→ GOAL: Sort through the data and copy the lines holding the word "this".

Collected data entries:
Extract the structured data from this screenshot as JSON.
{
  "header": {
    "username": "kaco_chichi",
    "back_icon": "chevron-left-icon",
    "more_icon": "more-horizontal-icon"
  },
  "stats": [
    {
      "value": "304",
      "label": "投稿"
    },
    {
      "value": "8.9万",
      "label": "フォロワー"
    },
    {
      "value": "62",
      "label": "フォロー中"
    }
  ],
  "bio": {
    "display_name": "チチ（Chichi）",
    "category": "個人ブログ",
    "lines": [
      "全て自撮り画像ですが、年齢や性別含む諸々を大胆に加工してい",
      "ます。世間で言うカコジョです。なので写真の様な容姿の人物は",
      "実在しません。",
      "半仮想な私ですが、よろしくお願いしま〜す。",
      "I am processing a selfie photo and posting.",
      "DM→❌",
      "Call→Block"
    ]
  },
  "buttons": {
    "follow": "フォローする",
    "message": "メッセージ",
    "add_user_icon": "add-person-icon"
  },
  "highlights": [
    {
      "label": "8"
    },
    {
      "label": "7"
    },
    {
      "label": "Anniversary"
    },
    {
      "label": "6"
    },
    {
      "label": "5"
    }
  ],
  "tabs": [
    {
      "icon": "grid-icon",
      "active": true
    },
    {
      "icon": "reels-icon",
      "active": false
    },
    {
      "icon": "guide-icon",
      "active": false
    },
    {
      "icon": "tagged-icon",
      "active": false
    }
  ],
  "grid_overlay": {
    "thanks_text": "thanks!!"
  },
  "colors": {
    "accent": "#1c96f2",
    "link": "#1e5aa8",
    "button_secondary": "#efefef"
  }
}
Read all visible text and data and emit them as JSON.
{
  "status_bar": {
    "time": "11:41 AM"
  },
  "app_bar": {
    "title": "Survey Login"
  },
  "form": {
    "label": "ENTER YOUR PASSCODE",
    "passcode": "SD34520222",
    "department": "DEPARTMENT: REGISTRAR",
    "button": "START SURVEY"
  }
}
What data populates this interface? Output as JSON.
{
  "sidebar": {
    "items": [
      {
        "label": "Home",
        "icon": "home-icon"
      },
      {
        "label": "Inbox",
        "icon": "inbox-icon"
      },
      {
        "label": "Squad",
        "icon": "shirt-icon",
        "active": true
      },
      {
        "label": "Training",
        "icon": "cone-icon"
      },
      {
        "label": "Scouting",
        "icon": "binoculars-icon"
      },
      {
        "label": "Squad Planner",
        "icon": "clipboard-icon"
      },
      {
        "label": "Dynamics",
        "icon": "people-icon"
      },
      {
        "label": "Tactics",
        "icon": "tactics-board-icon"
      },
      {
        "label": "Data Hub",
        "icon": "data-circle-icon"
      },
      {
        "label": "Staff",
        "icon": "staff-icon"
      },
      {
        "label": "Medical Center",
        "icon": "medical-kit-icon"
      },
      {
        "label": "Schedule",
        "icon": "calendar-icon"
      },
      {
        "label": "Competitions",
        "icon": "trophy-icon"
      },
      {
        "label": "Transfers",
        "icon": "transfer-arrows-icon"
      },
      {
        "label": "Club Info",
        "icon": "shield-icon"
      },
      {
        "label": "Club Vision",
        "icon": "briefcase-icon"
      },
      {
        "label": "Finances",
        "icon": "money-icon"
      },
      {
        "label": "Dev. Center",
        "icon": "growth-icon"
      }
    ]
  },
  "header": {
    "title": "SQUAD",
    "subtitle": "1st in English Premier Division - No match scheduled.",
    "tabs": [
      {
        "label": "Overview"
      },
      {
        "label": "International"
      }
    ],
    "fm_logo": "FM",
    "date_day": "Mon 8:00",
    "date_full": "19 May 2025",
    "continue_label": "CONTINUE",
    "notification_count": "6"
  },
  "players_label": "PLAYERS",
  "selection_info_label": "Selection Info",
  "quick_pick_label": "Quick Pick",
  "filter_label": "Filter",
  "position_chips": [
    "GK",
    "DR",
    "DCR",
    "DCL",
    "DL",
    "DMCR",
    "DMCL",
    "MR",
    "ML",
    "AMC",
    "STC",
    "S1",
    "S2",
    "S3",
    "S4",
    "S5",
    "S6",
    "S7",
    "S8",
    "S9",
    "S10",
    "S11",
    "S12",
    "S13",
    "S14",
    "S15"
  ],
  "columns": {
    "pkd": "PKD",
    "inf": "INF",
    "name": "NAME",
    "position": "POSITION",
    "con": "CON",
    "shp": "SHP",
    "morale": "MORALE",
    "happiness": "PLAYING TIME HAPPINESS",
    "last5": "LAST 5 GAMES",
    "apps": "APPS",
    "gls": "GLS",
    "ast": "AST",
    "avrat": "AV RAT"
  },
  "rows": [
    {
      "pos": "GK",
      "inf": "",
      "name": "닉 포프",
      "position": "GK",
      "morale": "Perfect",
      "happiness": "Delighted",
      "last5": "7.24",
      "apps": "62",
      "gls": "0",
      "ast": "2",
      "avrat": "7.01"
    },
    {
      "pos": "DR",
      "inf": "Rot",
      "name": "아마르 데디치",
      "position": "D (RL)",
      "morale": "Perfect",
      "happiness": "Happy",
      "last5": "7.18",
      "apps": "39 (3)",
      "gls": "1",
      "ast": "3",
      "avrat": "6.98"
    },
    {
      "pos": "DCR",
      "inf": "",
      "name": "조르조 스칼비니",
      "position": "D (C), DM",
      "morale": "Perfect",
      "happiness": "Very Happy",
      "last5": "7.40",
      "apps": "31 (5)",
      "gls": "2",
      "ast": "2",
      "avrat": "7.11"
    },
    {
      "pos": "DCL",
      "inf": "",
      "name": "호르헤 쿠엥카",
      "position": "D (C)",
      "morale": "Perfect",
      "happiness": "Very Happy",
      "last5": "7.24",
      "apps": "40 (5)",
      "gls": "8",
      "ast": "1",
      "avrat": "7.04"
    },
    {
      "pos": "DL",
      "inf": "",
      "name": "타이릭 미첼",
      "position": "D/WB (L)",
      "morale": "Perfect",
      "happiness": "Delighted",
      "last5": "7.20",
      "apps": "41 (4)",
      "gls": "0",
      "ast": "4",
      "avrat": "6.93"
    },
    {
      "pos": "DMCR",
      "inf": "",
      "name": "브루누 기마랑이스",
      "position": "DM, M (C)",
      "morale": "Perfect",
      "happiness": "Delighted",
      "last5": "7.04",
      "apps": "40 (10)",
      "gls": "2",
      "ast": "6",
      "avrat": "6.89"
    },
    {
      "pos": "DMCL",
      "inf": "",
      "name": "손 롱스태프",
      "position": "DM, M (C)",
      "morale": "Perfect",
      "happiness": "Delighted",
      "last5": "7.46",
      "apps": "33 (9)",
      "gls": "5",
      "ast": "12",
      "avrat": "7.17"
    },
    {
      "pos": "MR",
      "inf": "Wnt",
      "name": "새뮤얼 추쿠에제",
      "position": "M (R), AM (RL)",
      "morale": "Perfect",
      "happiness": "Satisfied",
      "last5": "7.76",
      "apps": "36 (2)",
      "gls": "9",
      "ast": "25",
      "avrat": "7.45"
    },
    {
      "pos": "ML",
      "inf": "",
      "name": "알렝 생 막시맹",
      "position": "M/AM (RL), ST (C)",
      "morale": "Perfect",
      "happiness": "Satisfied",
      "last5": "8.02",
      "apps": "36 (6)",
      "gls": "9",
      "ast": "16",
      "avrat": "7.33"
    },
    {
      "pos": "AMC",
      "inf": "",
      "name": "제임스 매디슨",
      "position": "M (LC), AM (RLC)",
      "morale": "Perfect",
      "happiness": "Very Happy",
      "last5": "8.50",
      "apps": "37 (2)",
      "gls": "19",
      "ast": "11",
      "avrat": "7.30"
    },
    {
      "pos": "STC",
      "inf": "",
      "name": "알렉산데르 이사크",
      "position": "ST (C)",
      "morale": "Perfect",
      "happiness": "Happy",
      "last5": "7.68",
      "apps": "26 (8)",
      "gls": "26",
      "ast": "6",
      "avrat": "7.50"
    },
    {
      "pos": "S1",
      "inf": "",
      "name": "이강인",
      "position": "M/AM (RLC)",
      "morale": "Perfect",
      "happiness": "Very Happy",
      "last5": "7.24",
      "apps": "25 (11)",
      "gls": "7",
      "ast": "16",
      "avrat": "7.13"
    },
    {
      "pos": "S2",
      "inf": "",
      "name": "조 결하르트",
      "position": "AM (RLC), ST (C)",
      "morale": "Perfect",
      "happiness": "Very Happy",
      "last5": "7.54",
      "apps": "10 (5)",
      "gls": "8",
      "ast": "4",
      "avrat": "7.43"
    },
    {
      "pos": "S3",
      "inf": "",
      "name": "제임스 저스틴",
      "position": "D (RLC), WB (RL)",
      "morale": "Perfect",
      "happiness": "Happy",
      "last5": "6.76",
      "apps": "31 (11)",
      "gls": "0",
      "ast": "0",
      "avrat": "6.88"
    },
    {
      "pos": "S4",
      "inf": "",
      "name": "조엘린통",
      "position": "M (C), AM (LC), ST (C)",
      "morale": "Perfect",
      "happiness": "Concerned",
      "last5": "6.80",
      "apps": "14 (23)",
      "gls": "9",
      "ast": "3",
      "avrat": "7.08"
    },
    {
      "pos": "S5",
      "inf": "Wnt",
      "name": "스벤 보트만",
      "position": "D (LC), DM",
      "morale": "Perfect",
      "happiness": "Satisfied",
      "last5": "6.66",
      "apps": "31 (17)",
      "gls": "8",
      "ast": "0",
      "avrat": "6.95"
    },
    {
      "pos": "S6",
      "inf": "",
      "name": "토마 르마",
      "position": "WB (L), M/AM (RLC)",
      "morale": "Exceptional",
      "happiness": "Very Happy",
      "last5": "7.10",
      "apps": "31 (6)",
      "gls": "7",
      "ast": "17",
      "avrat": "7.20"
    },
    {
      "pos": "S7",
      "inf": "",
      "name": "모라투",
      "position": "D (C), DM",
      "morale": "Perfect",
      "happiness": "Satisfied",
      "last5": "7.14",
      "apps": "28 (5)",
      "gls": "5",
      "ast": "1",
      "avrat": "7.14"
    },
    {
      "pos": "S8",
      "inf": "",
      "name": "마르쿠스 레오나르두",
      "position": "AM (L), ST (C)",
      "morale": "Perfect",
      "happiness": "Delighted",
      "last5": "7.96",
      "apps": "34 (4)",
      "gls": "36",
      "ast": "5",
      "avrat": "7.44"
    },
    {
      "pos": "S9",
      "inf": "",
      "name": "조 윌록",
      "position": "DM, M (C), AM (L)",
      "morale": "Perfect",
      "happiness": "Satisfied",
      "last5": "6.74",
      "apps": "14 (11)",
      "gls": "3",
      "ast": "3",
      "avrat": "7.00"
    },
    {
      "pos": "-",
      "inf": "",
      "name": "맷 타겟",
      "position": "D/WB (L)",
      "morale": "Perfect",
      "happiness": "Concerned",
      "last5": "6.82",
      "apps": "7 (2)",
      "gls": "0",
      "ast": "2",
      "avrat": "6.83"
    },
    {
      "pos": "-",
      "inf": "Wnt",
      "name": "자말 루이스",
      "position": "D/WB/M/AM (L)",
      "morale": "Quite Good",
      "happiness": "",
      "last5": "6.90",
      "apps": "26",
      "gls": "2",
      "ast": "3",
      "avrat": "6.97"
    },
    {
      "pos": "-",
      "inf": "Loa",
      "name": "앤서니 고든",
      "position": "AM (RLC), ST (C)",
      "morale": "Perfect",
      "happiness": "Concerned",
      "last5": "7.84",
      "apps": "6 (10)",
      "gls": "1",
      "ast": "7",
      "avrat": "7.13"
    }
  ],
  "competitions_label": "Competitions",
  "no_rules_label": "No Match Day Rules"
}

→ TASK SOLUTION:
Extract the structured data from this screenshot as JSON.
What data populates this interface? Output as JSON.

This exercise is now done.